**** Extracted material ****

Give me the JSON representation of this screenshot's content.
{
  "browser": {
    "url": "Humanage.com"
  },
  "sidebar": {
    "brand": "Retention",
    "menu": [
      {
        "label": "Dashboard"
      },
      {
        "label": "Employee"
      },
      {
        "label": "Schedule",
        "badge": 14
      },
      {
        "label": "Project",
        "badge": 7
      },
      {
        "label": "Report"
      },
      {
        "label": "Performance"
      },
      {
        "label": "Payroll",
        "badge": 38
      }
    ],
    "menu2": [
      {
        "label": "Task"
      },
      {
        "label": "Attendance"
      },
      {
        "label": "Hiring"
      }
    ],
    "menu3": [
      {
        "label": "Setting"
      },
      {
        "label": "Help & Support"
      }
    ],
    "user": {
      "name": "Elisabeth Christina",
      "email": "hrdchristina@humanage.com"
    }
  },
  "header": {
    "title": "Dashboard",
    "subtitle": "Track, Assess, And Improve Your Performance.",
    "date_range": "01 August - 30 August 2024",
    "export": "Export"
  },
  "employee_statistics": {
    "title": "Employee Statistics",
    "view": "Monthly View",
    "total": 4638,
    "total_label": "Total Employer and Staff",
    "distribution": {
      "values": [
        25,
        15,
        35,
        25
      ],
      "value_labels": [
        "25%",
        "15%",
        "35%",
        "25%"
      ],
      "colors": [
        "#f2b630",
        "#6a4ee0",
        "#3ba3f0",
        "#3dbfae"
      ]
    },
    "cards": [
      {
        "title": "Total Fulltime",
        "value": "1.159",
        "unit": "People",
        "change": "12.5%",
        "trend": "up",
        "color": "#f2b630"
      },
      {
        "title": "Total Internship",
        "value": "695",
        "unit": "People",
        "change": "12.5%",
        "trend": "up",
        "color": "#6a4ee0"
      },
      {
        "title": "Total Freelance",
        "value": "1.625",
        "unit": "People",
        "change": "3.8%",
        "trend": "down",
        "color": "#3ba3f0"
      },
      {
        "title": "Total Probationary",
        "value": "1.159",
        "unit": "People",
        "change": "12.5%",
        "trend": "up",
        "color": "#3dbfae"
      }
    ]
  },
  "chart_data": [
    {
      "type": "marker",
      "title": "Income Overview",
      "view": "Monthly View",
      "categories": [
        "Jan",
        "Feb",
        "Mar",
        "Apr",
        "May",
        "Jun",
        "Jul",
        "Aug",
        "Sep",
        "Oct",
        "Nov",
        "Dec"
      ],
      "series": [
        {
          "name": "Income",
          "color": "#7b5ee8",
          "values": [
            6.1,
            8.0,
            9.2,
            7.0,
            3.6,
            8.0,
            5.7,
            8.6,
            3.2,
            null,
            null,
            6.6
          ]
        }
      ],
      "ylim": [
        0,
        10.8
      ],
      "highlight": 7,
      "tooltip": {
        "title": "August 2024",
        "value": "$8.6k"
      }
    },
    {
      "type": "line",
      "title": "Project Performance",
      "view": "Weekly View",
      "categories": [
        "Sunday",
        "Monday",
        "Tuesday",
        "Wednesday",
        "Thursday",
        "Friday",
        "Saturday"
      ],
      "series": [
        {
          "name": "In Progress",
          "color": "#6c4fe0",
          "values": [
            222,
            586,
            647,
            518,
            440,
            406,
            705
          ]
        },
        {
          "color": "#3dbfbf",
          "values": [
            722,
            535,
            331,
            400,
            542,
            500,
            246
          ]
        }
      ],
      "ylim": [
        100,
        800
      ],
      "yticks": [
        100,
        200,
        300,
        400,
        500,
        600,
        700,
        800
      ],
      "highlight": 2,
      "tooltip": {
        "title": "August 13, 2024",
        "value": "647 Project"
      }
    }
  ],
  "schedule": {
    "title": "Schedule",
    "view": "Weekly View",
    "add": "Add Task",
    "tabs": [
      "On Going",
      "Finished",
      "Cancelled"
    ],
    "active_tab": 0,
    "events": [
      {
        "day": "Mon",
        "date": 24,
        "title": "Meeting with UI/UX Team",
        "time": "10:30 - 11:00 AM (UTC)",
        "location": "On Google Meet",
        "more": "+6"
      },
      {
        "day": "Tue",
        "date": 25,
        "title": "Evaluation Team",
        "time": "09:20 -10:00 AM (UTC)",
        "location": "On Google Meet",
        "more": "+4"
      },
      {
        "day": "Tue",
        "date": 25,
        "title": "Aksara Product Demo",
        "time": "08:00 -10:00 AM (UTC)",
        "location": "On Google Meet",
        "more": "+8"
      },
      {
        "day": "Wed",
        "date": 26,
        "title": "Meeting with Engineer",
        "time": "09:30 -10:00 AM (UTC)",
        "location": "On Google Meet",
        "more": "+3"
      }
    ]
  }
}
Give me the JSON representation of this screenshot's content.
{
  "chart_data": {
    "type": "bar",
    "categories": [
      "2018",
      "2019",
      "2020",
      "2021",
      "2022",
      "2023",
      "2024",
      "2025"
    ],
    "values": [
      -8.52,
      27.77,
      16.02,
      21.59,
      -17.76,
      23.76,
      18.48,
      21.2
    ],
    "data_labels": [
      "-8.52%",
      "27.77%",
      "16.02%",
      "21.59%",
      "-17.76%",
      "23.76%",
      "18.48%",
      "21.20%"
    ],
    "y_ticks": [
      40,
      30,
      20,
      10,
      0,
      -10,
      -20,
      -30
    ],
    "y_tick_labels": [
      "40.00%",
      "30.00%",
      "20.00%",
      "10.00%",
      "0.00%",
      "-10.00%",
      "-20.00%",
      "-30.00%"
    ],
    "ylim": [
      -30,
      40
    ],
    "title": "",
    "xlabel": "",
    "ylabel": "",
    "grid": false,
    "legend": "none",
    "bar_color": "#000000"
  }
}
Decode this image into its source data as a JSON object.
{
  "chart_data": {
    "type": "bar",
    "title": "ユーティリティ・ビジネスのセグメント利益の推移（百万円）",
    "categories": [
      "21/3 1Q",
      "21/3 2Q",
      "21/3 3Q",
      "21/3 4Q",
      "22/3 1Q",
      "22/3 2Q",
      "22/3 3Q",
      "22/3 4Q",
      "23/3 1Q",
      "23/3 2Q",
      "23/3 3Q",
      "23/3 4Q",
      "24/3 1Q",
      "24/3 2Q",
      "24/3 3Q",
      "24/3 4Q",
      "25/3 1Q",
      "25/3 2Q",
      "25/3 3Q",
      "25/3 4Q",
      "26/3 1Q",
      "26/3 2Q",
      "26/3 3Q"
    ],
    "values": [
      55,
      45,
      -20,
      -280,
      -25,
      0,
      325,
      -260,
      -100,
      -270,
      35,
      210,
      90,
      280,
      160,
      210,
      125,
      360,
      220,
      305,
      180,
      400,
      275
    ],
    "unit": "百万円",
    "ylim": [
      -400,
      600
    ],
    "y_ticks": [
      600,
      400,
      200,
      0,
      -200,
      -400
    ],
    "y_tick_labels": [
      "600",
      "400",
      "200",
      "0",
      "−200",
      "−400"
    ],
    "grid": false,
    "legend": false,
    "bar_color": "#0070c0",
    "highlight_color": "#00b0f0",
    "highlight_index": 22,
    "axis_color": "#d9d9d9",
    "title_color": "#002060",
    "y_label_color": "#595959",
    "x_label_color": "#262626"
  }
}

****

Required work: Print every record exactly as it was given.

Task result:
Give me the JSON representation of this screenshot's content.
{
  "browser": {
    "url": "Humanage.com"
  },
  "sidebar": {
    "brand": "Retention",
    "menu": [
      {
        "label": "Dashboard"
      },
      {
        "label": "Employee"
      },
      {
        "label": "Schedule",
        "badge": 14
      },
      {
        "label": "Project",
        "badge": 7
      },
      {
        "label": "Report"
      },
      {
        "label": "Performance"
      },
      {
        "label": "Payroll",
        "badge": 38
      }
    ],
    "menu2": [
      {
        "label": "Task"
      },
      {
        "label": "Attendance"
      },
      {
        "label": "Hiring"
      }
    ],
    "menu3": [
      {
        "label": "Setting"
      },
      {
        "label": "Help & Support"
      }
    ],
    "user": {
      "name": "Elisabeth Christina",
      "email": "hrdchristina@humanage.com"
    }
  },
  "header": {
    "title": "Dashboard",
    "subtitle": "Track, Assess, And Improve Your Performance.",
    "date_range": "01 August - 30 August 2024",
    "export": "Export"
  },
  "employee_statistics": {
    "title": "Employee Statistics",
    "view": "Monthly View",
    "total": 4638,
    "total_label": "Total Employer and Staff",
    "distribution": {
      "values": [
        25,
        15,
        35,
        25
      ],
      "value_labels": [
        "25%",
        "15%",
        "35%",
        "25%"
      ],
      "colors": [
        "#f2b630",
        "#6a4ee0",
        "#3ba3f0",
        "#3dbfae"
      ]
    },
    "cards": [
      {
        "title": "Total Fulltime",
        "value": "1.159",
        "unit": "People",
        "change": "12.5%",
        "trend": "up",
        "color": "#f2b630"
      },
      {
        "title": "Total Internship",
        "value": "695",
        "unit": "People",
        "change": "12.5%",
        "trend": "up",
        "color": "#6a4ee0"
      },
      {
        "title": "Total Freelance",
        "value": "1.625",
        "unit": "People",
        "change": "3.8%",
        "trend": "down",
        "color": "#3ba3f0"
      },
      {
        "title": "Total Probationary",
        "value": "1.159",
        "unit": "People",
        "change": "12.5%",
        "trend": "up",
        "color": "#3dbfae"
      }
    ]
  },
  "chart_data": [
    {
      "type": "marker",
      "title": "Income Overview",
      "view": "Monthly View",
      "categories": [
        "Jan",
        "Feb",
        "Mar",
        "Apr",
        "May",
        "Jun",
        "Jul",
        "Aug",
        "Sep",
        "Oct",
        "Nov",
        "Dec"
      ],
      "series": [
        {
          "name": "Income",
          "color": "#7b5ee8",
          "values": [
            6.1,
            8.0,
            9.2,
            7.0,
            3.6,
            8.0,
            5.7,
            8.6,
            3.2,
            null,
            null,
            6.6
          ]
        }
      ],
      "ylim": [
        0,
        10.8
      ],
      "highlight": 7,
      "tooltip": {
        "title": "August 2024",
        "value": "$8.6k"
      }
    },
    {
      "type": "line",
      "title": "Project Performance",
      "view": "Weekly View",
      "categories": [
        "Sunday",
        "Monday",
        "Tuesday",
        "Wednesday",
        "Thursday",
        "Friday",
        "Saturday"
      ],
      "series": [
        {
          "name": "In Progress",
          "color": "#6c4fe0",
          "values": [
            222,
            586,
            647,
            518,
            440,
            406,
            705
          ]
        },
        {
          "color": "#3dbfbf",
          "values": [
            722,
            535,
            331,
            400,
            542,
            500,
            246
          ]
        }
      ],
      "ylim": [
        100,
        800
      ],
      "yticks": [
        100,
        200,
        300,
        400,
        500,
        600,
        700,
        800
      ],
      "highlight": 2,
      "tooltip": {
        "title": "August 13, 2024",
        "value": "647 Project"
      }
    }
  ],
  "schedule": {
    "title": "Schedule",
    "view": "Weekly View",
    "add": "Add Task",
    "tabs": [
      "On Going",
      "Finished",
      "Cancelled"
    ],
    "active_tab": 0,
    "events": [
      {
        "day": "Mon",
        "date": 24,
        "title": "Meeting with UI/UX Team",
        "time": "10:30 - 11:00 AM (UTC)",
        "location": "On Google Meet",
        "more": "+6"
      },
      {
        "day": "Tue",
        "date": 25,
        "title": "Evaluation Team",
        "time": "09:20 -10:00 AM (UTC)",
        "location": "On Google Meet",
        "more": "+4"
      },
      {
        "day": "Tue",
        "date": 25,
        "title": "Aksara Product Demo",
        "time": "08:00 -10:00 AM (UTC)",
        "location": "On Google Meet",
        "more": "+8"
      },
      {
        "day": "Wed",
        "date": 26,
        "title": "Meeting with Engineer",
        "time": "09:30 -10:00 AM (UTC)",
        "location": "On Google Meet",
        "more": "+3"
      }
    ]
  }
}
Give me the JSON representation of this screenshot's content.
{
  "chart_data": {
    "type": "bar",
    "categories": [
      "2018",
      "2019",
      "2020",
      "2021",
      "2022",
      "2023",
      "2024",
      "2025"
    ],
    "values": [
      -8.52,
      27.77,
      16.02,
      21.59,
      -17.76,
      23.76,
      18.48,
      21.2
    ],
    "data_labels": [
      "-8.52%",
      "27.77%",
      "16.02%",
      "21.59%",
      "-17.76%",
      "23.76%",
      "18.48%",
      "21.20%"
    ],
    "y_ticks": [
      40,
      30,
      20,
      10,
      0,
      -10,
      -20,
      -30
    ],
    "y_tick_labels": [
      "40.00%",
      "30.00%",
      "20.00%",
      "10.00%",
      "0.00%",
      "-10.00%",
      "-20.00%",
      "-30.00%"
    ],
    "ylim": [
      -30,
      40
    ],
    "title": "",
    "xlabel": "",
    "ylabel": "",
    "grid": false,
    "legend": "none",
    "bar_color": "#000000"
  }
}
Decode this image into its source data as a JSON object.
{
  "chart_data": {
    "type": "bar",
    "title": "ユーティリティ・ビジネスのセグメント利益の推移（百万円）",
    "categories": [
      "21/3 1Q",
      "21/3 2Q",
      "21/3 3Q",
      "21/3 4Q",
      "22/3 1Q",
      "22/3 2Q",
      "22/3 3Q",
      "22/3 4Q",
      "23/3 1Q",
      "23/3 2Q",
      "23/3 3Q",
      "23/3 4Q",
      "24/3 1Q",
      "24/3 2Q",
      "24/3 3Q",
      "24/3 4Q",
      "25/3 1Q",
      "25/3 2Q",
      "25/3 3Q",
      "25/3 4Q",
      "26/3 1Q",
      "26/3 2Q",
      "26/3 3Q"
    ],
    "values": [
      55,
      45,
      -20,
      -280,
      -25,
      0,
      325,
      -260,
      -100,
      -270,
      35,
      210,
      90,
      280,
      160,
      210,
      125,
      360,
      220,
      305,
      180,
      400,
      275
    ],
    "unit": "百万円",
    "ylim": [
      -400,
      600
    ],
    "y_ticks": [
      600,
      400,
      200,
      0,
      -200,
      -400
    ],
    "y_tick_labels": [
      "600",
      "400",
      "200",
      "0",
      "−200",
      "−400"
    ],
    "grid": false,
    "legend": false,
    "bar_color": "#0070c0",
    "highlight_color": "#00b0f0",
    "highlight_index": 22,
    "axis_color": "#d9d9d9",
    "title_color": "#002060",
    "y_label_color": "#595959",
    "x_label_color": "#262626"
  }
}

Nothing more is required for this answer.